■ Material provided:
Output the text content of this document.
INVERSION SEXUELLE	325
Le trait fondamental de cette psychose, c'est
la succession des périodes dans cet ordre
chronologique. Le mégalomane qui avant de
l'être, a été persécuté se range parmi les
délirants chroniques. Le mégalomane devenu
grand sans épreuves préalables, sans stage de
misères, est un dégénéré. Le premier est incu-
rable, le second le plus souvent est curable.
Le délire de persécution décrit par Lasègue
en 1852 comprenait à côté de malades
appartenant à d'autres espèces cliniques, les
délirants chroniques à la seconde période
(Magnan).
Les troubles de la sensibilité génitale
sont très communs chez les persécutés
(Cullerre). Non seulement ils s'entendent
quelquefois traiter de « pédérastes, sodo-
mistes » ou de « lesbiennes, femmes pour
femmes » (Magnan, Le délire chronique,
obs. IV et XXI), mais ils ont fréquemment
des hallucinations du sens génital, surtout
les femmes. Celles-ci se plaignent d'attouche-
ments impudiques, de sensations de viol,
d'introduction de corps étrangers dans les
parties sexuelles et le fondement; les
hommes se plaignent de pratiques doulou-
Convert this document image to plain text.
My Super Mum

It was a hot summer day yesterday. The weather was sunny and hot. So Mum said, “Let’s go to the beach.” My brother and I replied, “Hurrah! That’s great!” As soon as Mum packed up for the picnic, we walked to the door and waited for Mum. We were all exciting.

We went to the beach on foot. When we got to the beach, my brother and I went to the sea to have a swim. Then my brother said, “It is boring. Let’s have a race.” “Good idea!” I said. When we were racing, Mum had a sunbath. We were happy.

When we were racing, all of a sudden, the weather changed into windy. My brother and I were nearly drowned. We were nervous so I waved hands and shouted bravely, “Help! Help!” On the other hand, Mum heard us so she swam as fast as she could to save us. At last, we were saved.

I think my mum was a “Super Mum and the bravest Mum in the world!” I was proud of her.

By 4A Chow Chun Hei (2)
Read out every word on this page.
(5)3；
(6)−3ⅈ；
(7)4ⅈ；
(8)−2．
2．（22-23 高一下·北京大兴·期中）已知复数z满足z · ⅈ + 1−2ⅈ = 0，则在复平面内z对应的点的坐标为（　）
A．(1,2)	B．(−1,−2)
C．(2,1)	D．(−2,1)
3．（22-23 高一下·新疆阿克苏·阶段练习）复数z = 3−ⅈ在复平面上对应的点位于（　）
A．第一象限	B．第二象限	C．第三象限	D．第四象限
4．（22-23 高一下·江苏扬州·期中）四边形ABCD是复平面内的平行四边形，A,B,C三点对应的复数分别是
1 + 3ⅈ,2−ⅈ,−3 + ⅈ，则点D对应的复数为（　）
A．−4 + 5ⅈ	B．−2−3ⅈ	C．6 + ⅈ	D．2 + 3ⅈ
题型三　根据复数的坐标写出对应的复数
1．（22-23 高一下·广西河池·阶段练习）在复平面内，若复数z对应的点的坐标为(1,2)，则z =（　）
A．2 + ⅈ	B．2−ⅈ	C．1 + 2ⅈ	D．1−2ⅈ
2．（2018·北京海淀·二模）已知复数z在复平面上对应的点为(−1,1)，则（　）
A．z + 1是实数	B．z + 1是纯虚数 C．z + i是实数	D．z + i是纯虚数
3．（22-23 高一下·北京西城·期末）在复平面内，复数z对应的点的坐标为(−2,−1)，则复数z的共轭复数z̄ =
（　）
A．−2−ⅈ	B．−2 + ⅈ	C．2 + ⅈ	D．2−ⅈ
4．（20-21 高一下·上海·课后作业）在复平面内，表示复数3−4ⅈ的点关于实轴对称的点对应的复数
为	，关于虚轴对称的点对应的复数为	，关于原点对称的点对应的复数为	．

■ Exercise description:
Select, from the listing, all lines that include the word "Magnan".

■ Output for this exercise:
(Magnan).
femmes » (Magnan, Le délire chronique,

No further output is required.